** START OF Records for this exercise **

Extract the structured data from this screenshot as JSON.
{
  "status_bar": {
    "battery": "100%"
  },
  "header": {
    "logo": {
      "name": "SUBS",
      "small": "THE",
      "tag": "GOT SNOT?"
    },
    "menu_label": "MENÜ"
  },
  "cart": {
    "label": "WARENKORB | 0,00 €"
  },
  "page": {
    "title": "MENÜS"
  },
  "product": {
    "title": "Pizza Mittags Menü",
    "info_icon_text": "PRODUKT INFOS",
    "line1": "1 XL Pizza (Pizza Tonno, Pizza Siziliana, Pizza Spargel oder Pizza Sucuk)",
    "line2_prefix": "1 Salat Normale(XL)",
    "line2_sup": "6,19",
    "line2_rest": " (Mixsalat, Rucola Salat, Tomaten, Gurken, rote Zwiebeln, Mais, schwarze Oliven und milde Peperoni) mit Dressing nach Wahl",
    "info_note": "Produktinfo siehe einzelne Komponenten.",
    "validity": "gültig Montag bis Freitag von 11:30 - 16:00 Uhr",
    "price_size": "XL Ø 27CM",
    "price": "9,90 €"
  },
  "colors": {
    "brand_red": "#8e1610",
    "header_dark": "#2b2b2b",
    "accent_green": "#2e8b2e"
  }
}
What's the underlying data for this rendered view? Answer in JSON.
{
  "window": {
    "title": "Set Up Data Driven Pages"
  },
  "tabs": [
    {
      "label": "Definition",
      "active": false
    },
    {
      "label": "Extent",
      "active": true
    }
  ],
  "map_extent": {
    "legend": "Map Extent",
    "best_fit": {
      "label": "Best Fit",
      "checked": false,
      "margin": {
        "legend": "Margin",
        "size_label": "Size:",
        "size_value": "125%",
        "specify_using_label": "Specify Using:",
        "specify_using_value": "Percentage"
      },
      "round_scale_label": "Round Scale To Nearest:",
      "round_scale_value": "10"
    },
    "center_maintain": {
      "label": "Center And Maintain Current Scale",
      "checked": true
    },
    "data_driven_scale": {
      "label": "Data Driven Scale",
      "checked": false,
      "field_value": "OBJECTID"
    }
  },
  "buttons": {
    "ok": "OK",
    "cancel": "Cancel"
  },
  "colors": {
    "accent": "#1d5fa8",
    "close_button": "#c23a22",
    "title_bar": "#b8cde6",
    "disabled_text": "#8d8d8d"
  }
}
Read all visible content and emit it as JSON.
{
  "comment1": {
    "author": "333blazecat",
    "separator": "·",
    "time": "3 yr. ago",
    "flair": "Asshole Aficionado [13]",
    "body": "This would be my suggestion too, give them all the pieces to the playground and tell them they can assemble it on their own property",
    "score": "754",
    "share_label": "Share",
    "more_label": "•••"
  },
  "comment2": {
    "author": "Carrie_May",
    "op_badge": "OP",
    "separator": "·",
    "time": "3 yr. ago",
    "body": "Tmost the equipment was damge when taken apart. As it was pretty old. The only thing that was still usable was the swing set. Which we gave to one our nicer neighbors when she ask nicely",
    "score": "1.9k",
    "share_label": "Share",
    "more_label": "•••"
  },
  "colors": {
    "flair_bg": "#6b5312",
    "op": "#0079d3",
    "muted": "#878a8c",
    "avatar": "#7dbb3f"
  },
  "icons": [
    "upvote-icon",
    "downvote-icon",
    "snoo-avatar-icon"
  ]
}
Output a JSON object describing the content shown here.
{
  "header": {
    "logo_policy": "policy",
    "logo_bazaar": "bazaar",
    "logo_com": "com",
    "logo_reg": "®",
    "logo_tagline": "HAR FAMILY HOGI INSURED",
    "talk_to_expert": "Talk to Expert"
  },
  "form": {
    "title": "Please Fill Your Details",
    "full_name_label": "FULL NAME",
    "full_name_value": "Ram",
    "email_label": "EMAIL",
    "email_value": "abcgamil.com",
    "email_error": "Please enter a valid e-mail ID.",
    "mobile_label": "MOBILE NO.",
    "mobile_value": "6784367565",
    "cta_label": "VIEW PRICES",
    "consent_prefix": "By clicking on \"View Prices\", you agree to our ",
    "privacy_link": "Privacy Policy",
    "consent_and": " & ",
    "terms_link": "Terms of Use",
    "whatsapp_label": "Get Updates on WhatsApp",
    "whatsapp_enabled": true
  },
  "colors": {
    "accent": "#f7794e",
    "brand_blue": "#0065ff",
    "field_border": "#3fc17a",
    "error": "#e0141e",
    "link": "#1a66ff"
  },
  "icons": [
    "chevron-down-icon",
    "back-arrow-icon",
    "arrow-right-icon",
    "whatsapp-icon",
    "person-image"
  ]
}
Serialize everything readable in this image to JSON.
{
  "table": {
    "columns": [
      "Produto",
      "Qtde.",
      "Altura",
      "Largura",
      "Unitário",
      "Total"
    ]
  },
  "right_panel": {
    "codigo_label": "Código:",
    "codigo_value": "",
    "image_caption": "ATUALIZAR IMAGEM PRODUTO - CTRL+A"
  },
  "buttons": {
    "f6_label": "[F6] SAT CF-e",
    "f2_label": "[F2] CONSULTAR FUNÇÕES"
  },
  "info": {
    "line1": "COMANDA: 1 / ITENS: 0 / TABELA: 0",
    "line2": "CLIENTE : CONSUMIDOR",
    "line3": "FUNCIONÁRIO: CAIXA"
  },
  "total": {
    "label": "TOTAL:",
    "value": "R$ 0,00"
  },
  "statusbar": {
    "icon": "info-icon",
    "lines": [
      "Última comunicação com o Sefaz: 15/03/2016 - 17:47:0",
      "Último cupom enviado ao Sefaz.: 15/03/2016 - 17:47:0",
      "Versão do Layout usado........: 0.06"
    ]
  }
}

** END OF Records for this exercise **

- _What needs to be done_: Search the listing above for the string "Please". Copy every line that contains it.

- _Result_:
    "title": "Please Fill Your Details",
    "email_error": "Please enter a valid e-mail ID.",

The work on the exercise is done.